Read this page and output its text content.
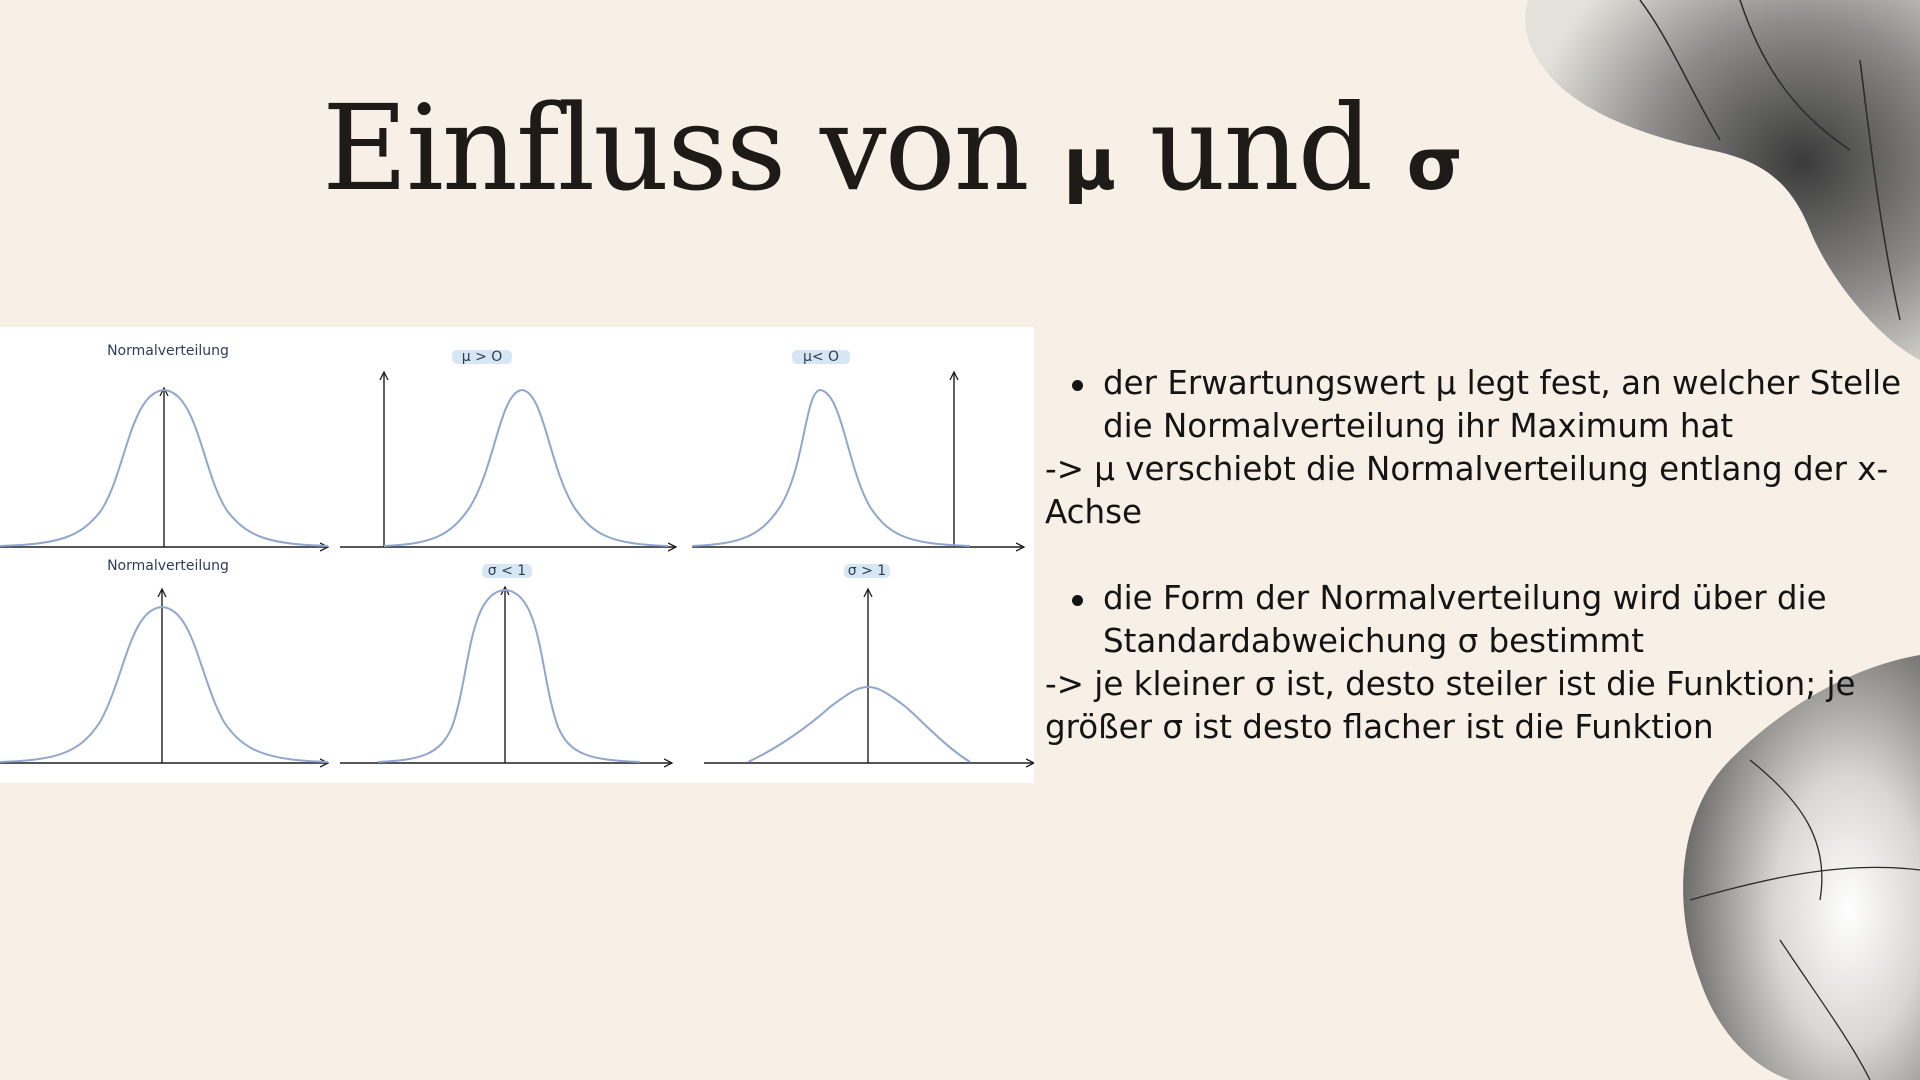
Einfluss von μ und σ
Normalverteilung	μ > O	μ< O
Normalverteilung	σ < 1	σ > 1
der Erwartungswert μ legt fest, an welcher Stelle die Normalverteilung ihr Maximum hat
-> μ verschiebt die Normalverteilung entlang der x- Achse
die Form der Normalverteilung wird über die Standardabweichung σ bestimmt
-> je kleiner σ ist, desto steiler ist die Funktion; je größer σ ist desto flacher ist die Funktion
======
Give the data again exactly as written, with all pictures left out.

Read this page and output its text content.
Einfluss von μ und σ
Normalverteilung	μ > O	μ< O
Normalverteilung	σ < 1	σ > 1
der Erwartungswert μ legt fest, an welcher Stelle die Normalverteilung ihr Maximum hat
-> μ verschiebt die Normalverteilung entlang der x- Achse
die Form der Normalverteilung wird über die Standardabweichung σ bestimmt
-> je kleiner σ ist, desto steiler ist die Funktion; je größer σ ist desto flacher ist die Funktion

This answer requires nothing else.